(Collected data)

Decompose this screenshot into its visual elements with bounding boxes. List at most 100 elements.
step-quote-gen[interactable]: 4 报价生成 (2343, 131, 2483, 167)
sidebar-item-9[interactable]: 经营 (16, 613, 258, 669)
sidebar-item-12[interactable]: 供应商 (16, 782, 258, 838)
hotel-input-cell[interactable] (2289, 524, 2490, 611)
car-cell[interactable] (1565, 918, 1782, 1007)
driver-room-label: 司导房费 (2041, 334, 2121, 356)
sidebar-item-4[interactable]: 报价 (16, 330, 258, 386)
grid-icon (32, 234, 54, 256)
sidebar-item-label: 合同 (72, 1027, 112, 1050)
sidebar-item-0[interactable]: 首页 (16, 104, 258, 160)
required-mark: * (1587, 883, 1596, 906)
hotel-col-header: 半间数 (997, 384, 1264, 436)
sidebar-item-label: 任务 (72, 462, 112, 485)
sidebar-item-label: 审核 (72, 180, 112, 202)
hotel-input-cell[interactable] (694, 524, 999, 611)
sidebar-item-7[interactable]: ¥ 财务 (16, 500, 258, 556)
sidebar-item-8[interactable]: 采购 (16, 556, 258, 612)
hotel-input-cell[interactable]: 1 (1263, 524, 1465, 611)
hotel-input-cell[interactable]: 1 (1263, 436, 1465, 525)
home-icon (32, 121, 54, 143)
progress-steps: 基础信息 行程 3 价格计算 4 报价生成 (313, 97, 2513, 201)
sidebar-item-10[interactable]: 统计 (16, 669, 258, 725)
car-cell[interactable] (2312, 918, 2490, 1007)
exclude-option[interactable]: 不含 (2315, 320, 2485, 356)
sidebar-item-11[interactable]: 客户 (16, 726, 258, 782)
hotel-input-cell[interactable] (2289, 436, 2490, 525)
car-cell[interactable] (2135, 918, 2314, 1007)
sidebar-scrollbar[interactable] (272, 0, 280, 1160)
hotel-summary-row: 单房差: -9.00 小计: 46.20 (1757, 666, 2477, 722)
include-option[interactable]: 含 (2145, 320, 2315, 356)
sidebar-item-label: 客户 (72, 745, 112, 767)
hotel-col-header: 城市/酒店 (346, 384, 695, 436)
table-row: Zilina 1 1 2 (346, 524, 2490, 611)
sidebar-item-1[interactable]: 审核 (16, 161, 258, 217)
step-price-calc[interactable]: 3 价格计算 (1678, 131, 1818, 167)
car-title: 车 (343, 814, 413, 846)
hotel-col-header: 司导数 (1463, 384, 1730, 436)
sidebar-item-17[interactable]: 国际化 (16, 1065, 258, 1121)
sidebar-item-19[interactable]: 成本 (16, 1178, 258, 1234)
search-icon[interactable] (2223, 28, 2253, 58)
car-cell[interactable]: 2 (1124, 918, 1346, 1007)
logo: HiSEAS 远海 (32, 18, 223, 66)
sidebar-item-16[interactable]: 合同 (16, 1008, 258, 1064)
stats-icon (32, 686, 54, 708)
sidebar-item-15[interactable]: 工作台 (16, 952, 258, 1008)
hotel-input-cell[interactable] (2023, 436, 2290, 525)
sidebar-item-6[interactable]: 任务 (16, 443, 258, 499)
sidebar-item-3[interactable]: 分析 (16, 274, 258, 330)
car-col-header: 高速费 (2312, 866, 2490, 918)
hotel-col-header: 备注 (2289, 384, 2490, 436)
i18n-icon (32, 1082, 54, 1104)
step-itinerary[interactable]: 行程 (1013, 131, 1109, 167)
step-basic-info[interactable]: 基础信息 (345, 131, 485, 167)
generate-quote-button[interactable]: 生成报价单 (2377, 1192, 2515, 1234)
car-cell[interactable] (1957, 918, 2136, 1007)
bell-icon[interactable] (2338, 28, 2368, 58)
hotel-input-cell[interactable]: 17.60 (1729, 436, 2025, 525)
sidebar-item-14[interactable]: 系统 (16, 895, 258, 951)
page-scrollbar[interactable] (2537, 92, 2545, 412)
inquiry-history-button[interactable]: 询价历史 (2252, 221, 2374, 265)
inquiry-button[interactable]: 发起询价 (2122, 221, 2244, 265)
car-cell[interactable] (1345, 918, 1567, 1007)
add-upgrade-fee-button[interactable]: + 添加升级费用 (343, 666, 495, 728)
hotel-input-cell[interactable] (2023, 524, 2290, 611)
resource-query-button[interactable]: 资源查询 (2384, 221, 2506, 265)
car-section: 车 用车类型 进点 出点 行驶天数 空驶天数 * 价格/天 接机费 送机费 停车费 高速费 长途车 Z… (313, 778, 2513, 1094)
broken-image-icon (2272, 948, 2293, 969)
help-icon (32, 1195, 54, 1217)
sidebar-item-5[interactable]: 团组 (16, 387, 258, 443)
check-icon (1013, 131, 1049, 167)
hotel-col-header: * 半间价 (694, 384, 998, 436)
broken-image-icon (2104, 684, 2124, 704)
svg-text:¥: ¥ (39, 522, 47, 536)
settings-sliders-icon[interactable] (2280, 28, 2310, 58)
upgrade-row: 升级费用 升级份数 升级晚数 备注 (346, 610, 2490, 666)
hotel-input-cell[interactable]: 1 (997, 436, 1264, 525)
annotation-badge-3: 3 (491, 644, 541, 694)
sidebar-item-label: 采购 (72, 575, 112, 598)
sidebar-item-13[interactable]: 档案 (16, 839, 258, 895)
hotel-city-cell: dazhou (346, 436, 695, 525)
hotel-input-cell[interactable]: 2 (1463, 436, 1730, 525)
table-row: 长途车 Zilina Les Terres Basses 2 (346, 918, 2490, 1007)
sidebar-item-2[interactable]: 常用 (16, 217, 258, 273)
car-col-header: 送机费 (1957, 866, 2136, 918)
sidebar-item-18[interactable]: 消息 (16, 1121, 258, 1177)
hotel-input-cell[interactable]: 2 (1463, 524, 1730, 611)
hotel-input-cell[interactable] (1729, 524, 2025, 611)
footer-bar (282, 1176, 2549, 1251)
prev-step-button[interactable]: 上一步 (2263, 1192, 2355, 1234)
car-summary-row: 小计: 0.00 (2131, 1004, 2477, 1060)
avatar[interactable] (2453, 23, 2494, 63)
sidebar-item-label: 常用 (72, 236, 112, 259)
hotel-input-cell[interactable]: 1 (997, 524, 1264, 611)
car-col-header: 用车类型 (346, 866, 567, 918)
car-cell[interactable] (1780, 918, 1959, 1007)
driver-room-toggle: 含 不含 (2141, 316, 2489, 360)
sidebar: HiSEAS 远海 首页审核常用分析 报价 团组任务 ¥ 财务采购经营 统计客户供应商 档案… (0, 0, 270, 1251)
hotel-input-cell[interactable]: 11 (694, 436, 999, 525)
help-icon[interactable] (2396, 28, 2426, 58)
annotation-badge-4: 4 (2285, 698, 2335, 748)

**Work to complete**
Rewrite the listing with every "hotel-input-cell" renamed to "hotel-field", keeping everything else the same.

**Output below**
Decompose this screenshot into its visual elements with bounding boxes. List at most 100 elements.
step-quote-gen[interactable]: 4 报价生成 (2343, 131, 2483, 167)
sidebar-item-9[interactable]: 经营 (16, 613, 258, 669)
sidebar-item-12[interactable]: 供应商 (16, 782, 258, 838)
hotel-field[interactable] (2289, 524, 2490, 611)
car-cell[interactable] (1565, 918, 1782, 1007)
driver-room-label: 司导房费 (2041, 334, 2121, 356)
sidebar-item-4[interactable]: 报价 (16, 330, 258, 386)
grid-icon (32, 234, 54, 256)
sidebar-item-label: 合同 (72, 1027, 112, 1050)
sidebar-item-0[interactable]: 首页 (16, 104, 258, 160)
required-mark: * (1587, 883, 1596, 906)
hotel-col-header: 半间数 (997, 384, 1264, 436)
sidebar-item-label: 任务 (72, 462, 112, 485)
sidebar-item-label: 审核 (72, 180, 112, 202)
hotel-field[interactable] (694, 524, 999, 611)
sidebar-item-7[interactable]: ¥ 财务 (16, 500, 258, 556)
sidebar-item-8[interactable]: 采购 (16, 556, 258, 612)
hotel-field[interactable]: 1 (1263, 524, 1465, 611)
hotel-field[interactable]: 1 (1263, 436, 1465, 525)
home-icon (32, 121, 54, 143)
progress-steps: 基础信息 行程 3 价格计算 4 报价生成 (313, 97, 2513, 201)
sidebar-item-10[interactable]: 统计 (16, 669, 258, 725)
car-cell[interactable] (2312, 918, 2490, 1007)
exclude-option[interactable]: 不含 (2315, 320, 2485, 356)
sidebar-item-11[interactable]: 客户 (16, 726, 258, 782)
hotel-field[interactable] (2289, 436, 2490, 525)
car-cell[interactable] (2135, 918, 2314, 1007)
sidebar-scrollbar[interactable] (272, 0, 280, 1160)
hotel-summary-row: 单房差: -9.00 小计: 46.20 (1757, 666, 2477, 722)
include-option[interactable]: 含 (2145, 320, 2315, 356)
sidebar-item-label: 客户 (72, 745, 112, 767)
hotel-col-header: 城市/酒店 (346, 384, 695, 436)
table-row: Zilina 1 1 2 (346, 524, 2490, 611)
sidebar-item-1[interactable]: 审核 (16, 161, 258, 217)
step-price-calc[interactable]: 3 价格计算 (1678, 131, 1818, 167)
car-title: 车 (343, 814, 413, 846)
hotel-col-header: 司导数 (1463, 384, 1730, 436)
sidebar-item-17[interactable]: 国际化 (16, 1065, 258, 1121)
sidebar-item-19[interactable]: 成本 (16, 1178, 258, 1234)
search-icon[interactable] (2223, 28, 2253, 58)
car-cell[interactable]: 2 (1124, 918, 1346, 1007)
logo: HiSEAS 远海 (32, 18, 223, 66)
sidebar-item-16[interactable]: 合同 (16, 1008, 258, 1064)
stats-icon (32, 686, 54, 708)
sidebar-item-15[interactable]: 工作台 (16, 952, 258, 1008)
hotel-field[interactable] (2023, 436, 2290, 525)
sidebar-item-6[interactable]: 任务 (16, 443, 258, 499)
sidebar-item-3[interactable]: 分析 (16, 274, 258, 330)
car-col-header: 高速费 (2312, 866, 2490, 918)
hotel-col-header: 备注 (2289, 384, 2490, 436)
i18n-icon (32, 1082, 54, 1104)
step-itinerary[interactable]: 行程 (1013, 131, 1109, 167)
step-basic-info[interactable]: 基础信息 (345, 131, 485, 167)
generate-quote-button[interactable]: 生成报价单 (2377, 1192, 2515, 1234)
car-cell[interactable] (1957, 918, 2136, 1007)
bell-icon[interactable] (2338, 28, 2368, 58)
hotel-field[interactable]: 17.60 (1729, 436, 2025, 525)
sidebar-item-14[interactable]: 系统 (16, 895, 258, 951)
page-scrollbar[interactable] (2537, 92, 2545, 412)
inquiry-history-button[interactable]: 询价历史 (2252, 221, 2374, 265)
inquiry-button[interactable]: 发起询价 (2122, 221, 2244, 265)
car-cell[interactable] (1345, 918, 1567, 1007)
add-upgrade-fee-button[interactable]: + 添加升级费用 (343, 666, 495, 728)
hotel-field[interactable] (2023, 524, 2290, 611)
resource-query-button[interactable]: 资源查询 (2384, 221, 2506, 265)
car-section: 车 用车类型 进点 出点 行驶天数 空驶天数 * 价格/天 接机费 送机费 停车费 高速费 长途车 Z… (313, 778, 2513, 1094)
broken-image-icon (2272, 948, 2293, 969)
help-icon (32, 1195, 54, 1217)
sidebar-item-5[interactable]: 团组 (16, 387, 258, 443)
check-icon (1013, 131, 1049, 167)
hotel-col-header: * 半间价 (694, 384, 998, 436)
broken-image-icon (2104, 684, 2124, 704)
svg-text:¥: ¥ (39, 522, 47, 536)
settings-sliders-icon[interactable] (2280, 28, 2310, 58)
upgrade-row: 升级费用 升级份数 升级晚数 备注 (346, 610, 2490, 666)
hotel-field[interactable]: 1 (997, 436, 1264, 525)
annotation-badge-3: 3 (491, 644, 541, 694)
sidebar-item-label: 采购 (72, 575, 112, 598)
sidebar-item-13[interactable]: 档案 (16, 839, 258, 895)
hotel-city-cell: dazhou (346, 436, 695, 525)
hotel-field[interactable]: 2 (1463, 436, 1730, 525)
table-row: 长途车 Zilina Les Terres Basses 2 (346, 918, 2490, 1007)
sidebar-item-2[interactable]: 常用 (16, 217, 258, 273)
car-col-header: 送机费 (1957, 866, 2136, 918)
sidebar-item-18[interactable]: 消息 (16, 1121, 258, 1177)
hotel-field[interactable]: 2 (1463, 524, 1730, 611)
hotel-field[interactable] (1729, 524, 2025, 611)
footer-bar (282, 1176, 2549, 1251)
prev-step-button[interactable]: 上一步 (2263, 1192, 2355, 1234)
car-summary-row: 小计: 0.00 (2131, 1004, 2477, 1060)
avatar[interactable] (2453, 23, 2494, 63)
sidebar-item-label: 常用 (72, 236, 112, 259)
hotel-field[interactable]: 1 (997, 524, 1264, 611)
car-col-header: 用车类型 (346, 866, 567, 918)
car-cell[interactable] (1780, 918, 1959, 1007)
driver-room-toggle: 含 不含 (2141, 316, 2489, 360)
sidebar: HiSEAS 远海 首页审核常用分析 报价 团组任务 ¥ 财务采购经营 统计客户供应商 档案… (0, 0, 270, 1251)
hotel-field[interactable]: 11 (694, 436, 999, 525)
help-icon[interactable] (2396, 28, 2426, 58)
annotation-badge-4: 4 (2285, 698, 2335, 748)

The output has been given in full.